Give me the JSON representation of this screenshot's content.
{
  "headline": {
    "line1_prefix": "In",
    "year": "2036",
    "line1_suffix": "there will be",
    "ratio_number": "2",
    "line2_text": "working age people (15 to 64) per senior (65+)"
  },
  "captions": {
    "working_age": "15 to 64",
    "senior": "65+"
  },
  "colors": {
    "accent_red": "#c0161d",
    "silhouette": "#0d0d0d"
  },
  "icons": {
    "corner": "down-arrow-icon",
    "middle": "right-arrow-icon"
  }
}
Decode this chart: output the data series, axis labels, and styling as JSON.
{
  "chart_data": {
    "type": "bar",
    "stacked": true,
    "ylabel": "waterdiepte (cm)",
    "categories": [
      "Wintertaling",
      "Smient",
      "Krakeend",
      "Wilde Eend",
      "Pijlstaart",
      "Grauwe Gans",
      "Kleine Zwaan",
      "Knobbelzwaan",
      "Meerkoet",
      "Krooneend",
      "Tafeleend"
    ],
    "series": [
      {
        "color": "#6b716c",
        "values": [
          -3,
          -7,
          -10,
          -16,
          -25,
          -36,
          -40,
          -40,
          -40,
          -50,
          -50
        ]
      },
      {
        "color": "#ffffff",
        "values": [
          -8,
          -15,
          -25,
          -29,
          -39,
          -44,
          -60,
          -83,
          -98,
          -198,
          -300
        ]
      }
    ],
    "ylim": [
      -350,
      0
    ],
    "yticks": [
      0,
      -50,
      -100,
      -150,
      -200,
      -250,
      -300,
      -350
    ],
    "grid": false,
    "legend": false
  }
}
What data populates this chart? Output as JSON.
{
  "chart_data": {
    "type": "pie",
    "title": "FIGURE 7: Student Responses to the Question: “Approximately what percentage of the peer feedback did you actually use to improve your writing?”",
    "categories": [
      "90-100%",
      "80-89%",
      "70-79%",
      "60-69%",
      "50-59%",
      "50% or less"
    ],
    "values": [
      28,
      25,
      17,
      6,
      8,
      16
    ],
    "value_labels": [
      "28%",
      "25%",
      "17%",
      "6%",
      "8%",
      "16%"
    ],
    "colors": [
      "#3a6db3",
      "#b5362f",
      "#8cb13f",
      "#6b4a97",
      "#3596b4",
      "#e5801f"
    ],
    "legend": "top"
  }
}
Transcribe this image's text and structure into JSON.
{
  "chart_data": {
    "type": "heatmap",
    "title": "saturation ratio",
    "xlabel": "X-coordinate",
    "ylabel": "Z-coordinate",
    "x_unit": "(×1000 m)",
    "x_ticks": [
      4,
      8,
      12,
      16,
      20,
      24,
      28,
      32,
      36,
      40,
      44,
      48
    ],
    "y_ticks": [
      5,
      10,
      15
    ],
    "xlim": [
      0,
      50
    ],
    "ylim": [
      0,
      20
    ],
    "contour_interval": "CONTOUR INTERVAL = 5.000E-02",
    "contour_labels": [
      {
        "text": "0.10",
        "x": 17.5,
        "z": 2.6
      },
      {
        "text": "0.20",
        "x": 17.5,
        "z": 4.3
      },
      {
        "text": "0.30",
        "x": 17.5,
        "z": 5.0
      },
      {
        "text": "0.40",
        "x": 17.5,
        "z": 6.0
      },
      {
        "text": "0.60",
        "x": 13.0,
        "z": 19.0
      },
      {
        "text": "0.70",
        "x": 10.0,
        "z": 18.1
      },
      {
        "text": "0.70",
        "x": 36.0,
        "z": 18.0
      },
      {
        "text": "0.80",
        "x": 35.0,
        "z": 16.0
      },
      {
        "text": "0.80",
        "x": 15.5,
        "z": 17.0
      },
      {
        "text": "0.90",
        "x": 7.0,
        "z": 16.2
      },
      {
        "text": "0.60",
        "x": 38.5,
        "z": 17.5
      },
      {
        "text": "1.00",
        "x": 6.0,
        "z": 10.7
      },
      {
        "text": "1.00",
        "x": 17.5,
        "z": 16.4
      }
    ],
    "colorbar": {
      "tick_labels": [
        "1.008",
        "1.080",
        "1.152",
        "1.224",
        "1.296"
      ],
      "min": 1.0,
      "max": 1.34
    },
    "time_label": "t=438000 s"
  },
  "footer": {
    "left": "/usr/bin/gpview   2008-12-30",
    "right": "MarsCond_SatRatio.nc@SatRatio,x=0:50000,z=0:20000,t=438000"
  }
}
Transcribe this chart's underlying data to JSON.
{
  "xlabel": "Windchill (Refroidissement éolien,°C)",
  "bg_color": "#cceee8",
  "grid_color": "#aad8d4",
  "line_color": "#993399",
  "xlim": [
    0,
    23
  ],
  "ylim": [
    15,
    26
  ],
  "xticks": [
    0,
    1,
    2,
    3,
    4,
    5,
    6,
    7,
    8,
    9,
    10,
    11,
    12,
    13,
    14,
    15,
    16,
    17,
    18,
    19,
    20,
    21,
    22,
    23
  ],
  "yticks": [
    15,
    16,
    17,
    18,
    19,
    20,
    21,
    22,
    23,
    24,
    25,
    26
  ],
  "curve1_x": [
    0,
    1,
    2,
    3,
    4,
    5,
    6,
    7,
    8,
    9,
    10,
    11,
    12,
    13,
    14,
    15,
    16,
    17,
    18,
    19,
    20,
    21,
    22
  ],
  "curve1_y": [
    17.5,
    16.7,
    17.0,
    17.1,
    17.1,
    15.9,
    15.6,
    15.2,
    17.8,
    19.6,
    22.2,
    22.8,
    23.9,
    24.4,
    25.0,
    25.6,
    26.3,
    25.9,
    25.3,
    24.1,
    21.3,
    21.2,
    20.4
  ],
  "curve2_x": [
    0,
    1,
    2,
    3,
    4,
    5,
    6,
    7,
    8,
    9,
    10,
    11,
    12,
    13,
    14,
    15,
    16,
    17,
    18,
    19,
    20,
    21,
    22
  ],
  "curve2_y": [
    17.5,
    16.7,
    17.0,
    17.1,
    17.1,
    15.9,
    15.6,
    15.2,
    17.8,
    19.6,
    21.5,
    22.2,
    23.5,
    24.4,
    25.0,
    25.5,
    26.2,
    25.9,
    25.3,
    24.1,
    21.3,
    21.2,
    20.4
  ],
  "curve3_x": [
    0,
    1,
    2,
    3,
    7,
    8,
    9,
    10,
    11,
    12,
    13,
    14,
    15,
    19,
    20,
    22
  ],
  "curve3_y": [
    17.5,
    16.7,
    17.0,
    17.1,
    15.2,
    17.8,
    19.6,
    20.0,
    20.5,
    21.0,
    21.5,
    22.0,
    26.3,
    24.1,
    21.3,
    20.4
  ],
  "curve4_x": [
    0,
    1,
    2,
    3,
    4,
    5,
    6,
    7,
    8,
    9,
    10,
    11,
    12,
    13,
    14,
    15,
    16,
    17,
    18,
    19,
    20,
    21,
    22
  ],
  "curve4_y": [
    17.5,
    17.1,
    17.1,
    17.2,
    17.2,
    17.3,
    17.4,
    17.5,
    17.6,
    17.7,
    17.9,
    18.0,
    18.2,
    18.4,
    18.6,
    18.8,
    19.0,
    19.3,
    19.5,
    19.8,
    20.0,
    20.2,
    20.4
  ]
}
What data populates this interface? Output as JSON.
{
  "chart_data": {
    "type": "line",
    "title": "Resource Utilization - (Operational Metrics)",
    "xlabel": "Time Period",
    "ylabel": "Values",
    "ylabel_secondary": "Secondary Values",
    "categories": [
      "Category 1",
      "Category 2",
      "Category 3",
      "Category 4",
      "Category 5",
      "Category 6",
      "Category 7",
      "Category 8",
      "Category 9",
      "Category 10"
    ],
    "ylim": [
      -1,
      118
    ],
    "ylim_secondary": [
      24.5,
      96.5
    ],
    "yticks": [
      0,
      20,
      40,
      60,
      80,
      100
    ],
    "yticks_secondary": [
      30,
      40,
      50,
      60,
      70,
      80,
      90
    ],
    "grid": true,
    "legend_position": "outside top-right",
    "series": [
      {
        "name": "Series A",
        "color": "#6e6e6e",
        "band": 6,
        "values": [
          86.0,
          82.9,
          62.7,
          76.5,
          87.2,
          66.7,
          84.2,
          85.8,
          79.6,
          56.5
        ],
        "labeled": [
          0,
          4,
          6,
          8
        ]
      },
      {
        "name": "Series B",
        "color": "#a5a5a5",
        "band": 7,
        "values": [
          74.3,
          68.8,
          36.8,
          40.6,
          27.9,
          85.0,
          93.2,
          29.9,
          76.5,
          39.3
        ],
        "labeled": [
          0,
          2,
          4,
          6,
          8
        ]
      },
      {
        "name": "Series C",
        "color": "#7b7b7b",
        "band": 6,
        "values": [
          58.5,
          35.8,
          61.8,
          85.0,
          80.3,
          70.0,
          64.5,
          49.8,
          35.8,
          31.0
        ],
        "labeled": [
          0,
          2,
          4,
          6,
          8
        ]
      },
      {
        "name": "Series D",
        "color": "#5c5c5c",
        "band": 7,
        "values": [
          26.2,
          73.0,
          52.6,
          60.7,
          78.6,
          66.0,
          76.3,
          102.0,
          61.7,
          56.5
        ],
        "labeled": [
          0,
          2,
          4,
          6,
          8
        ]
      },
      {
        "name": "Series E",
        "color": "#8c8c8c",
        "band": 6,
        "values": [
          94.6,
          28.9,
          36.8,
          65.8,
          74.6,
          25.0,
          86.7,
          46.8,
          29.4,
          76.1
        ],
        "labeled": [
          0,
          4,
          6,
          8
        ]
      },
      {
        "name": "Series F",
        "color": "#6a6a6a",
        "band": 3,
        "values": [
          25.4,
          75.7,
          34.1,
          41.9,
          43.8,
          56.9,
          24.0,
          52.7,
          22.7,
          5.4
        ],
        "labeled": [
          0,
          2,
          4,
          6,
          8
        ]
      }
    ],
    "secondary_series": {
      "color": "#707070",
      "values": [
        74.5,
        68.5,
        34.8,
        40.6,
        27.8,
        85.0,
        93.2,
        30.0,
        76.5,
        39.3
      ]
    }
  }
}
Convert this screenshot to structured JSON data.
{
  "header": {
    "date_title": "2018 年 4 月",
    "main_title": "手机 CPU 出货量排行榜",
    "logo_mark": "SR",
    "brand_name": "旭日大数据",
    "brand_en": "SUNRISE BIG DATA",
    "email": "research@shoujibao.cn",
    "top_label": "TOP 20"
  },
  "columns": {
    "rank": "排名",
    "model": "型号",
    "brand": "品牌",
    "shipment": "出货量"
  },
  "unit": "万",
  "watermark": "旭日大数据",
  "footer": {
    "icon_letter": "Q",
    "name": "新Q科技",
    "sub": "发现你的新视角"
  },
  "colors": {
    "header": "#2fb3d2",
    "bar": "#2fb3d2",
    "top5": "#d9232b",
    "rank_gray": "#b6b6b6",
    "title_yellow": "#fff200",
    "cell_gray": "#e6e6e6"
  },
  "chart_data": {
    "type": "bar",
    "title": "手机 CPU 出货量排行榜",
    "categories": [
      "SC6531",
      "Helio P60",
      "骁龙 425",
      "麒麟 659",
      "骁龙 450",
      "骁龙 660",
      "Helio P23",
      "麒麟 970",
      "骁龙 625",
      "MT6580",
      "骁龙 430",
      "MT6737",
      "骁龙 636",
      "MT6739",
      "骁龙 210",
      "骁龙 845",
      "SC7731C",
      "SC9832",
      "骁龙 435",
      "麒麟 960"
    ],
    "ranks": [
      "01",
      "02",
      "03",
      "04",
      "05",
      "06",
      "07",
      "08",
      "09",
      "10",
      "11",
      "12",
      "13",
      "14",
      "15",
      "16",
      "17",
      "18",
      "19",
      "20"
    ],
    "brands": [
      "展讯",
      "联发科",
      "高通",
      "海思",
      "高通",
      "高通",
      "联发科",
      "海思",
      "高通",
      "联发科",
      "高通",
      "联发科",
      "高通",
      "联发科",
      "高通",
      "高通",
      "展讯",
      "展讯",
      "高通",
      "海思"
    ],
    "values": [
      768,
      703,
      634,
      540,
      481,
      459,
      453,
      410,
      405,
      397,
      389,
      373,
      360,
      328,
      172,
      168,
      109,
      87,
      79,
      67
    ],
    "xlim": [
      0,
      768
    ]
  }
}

> _EXERCISE TASK_:
In the listing above, find each line with the word "right" and copy it.

> _RESULT FOR THIS EXERCISE_:
    "middle": "right-arrow-icon"
    "right": "MarsCond_SatRatio.nc@SatRatio,x=0:50000,z=0:20000,t=438000"
    "legend_position": "outside top-right",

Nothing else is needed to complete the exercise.